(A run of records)
******
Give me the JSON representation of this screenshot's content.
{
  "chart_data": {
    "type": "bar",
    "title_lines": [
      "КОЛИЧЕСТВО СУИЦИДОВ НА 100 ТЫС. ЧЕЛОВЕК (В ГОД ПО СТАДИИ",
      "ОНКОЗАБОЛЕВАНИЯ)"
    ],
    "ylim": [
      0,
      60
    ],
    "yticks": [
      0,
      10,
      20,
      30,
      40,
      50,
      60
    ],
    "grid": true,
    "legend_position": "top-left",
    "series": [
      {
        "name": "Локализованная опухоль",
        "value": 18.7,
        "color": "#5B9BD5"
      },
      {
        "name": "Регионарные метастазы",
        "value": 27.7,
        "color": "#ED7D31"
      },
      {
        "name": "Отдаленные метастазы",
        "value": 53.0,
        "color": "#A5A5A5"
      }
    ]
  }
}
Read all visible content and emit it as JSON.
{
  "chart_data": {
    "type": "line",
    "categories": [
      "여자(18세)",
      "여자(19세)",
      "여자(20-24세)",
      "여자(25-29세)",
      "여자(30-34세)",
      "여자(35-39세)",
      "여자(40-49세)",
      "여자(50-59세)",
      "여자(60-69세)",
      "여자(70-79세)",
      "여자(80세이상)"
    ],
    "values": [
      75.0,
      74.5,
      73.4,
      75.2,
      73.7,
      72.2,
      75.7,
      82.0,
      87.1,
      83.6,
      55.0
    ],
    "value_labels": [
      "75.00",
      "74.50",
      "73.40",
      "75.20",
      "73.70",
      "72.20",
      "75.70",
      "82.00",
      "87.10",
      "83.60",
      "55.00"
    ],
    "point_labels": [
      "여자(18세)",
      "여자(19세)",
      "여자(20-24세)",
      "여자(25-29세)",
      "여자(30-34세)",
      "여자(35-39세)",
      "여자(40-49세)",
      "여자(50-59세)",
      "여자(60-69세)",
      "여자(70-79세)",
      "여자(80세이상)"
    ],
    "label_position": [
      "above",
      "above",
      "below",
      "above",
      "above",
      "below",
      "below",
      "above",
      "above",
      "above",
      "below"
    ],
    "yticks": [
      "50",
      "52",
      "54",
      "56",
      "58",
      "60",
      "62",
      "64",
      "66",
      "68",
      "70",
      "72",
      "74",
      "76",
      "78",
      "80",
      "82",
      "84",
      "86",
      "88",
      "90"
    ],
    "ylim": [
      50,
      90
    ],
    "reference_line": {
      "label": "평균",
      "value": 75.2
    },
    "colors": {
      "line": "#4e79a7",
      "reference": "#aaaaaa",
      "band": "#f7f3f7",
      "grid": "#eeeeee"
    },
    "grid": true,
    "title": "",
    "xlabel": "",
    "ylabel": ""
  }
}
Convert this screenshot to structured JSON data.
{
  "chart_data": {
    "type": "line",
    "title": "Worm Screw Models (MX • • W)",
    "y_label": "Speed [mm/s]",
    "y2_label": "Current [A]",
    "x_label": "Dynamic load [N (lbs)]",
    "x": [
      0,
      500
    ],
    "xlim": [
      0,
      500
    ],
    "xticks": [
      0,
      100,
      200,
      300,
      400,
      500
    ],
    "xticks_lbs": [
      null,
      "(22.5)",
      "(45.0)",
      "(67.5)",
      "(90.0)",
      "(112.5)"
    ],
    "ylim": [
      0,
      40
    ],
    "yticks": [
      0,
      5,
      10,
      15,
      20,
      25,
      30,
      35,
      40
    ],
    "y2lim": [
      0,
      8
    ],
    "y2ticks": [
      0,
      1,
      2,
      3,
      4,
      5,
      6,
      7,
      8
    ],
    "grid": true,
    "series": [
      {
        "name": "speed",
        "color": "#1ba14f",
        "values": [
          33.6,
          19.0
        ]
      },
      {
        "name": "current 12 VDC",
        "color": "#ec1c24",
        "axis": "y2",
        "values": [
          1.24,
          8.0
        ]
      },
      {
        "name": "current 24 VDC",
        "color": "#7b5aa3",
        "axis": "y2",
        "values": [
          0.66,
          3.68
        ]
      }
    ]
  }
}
******
Task instructions = Above are the records; copy all of them exactly.

Exercise response =
Give me the JSON representation of this screenshot's content.
{
  "chart_data": {
    "type": "bar",
    "title_lines": [
      "КОЛИЧЕСТВО СУИЦИДОВ НА 100 ТЫС. ЧЕЛОВЕК (В ГОД ПО СТАДИИ",
      "ОНКОЗАБОЛЕВАНИЯ)"
    ],
    "ylim": [
      0,
      60
    ],
    "yticks": [
      0,
      10,
      20,
      30,
      40,
      50,
      60
    ],
    "grid": true,
    "legend_position": "top-left",
    "series": [
      {
        "name": "Локализованная опухоль",
        "value": 18.7,
        "color": "#5B9BD5"
      },
      {
        "name": "Регионарные метастазы",
        "value": 27.7,
        "color": "#ED7D31"
      },
      {
        "name": "Отдаленные метастазы",
        "value": 53.0,
        "color": "#A5A5A5"
      }
    ]
  }
}
Read all visible content and emit it as JSON.
{
  "chart_data": {
    "type": "line",
    "categories": [
      "여자(18세)",
      "여자(19세)",
      "여자(20-24세)",
      "여자(25-29세)",
      "여자(30-34세)",
      "여자(35-39세)",
      "여자(40-49세)",
      "여자(50-59세)",
      "여자(60-69세)",
      "여자(70-79세)",
      "여자(80세이상)"
    ],
    "values": [
      75.0,
      74.5,
      73.4,
      75.2,
      73.7,
      72.2,
      75.7,
      82.0,
      87.1,
      83.6,
      55.0
    ],
    "value_labels": [
      "75.00",
      "74.50",
      "73.40",
      "75.20",
      "73.70",
      "72.20",
      "75.70",
      "82.00",
      "87.10",
      "83.60",
      "55.00"
    ],
    "point_labels": [
      "여자(18세)",
      "여자(19세)",
      "여자(20-24세)",
      "여자(25-29세)",
      "여자(30-34세)",
      "여자(35-39세)",
      "여자(40-49세)",
      "여자(50-59세)",
      "여자(60-69세)",
      "여자(70-79세)",
      "여자(80세이상)"
    ],
    "label_position": [
      "above",
      "above",
      "below",
      "above",
      "above",
      "below",
      "below",
      "above",
      "above",
      "above",
      "below"
    ],
    "yticks": [
      "50",
      "52",
      "54",
      "56",
      "58",
      "60",
      "62",
      "64",
      "66",
      "68",
      "70",
      "72",
      "74",
      "76",
      "78",
      "80",
      "82",
      "84",
      "86",
      "88",
      "90"
    ],
    "ylim": [
      50,
      90
    ],
    "reference_line": {
      "label": "평균",
      "value": 75.2
    },
    "colors": {
      "line": "#4e79a7",
      "reference": "#aaaaaa",
      "band": "#f7f3f7",
      "grid": "#eeeeee"
    },
    "grid": true,
    "title": "",
    "xlabel": "",
    "ylabel": ""
  }
}
Convert this screenshot to structured JSON data.
{
  "chart_data": {
    "type": "line",
    "title": "Worm Screw Models (MX • • W)",
    "y_label": "Speed [mm/s]",
    "y2_label": "Current [A]",
    "x_label": "Dynamic load [N (lbs)]",
    "x": [
      0,
      500
    ],
    "xlim": [
      0,
      500
    ],
    "xticks": [
      0,
      100,
      200,
      300,
      400,
      500
    ],
    "xticks_lbs": [
      null,
      "(22.5)",
      "(45.0)",
      "(67.5)",
      "(90.0)",
      "(112.5)"
    ],
    "ylim": [
      0,
      40
    ],
    "yticks": [
      0,
      5,
      10,
      15,
      20,
      25,
      30,
      35,
      40
    ],
    "y2lim": [
      0,
      8
    ],
    "y2ticks": [
      0,
      1,
      2,
      3,
      4,
      5,
      6,
      7,
      8
    ],
    "grid": true,
    "series": [
      {
        "name": "speed",
        "color": "#1ba14f",
        "values": [
          33.6,
          19.0
        ]
      },
      {
        "name": "current 12 VDC",
        "color": "#ec1c24",
        "axis": "y2",
        "values": [
          1.24,
          8.0
        ]
      },
      {
        "name": "current 24 VDC",
        "color": "#7b5aa3",
        "axis": "y2",
        "values": [
          0.66,
          3.68
        ]
      }
    ]
  }
}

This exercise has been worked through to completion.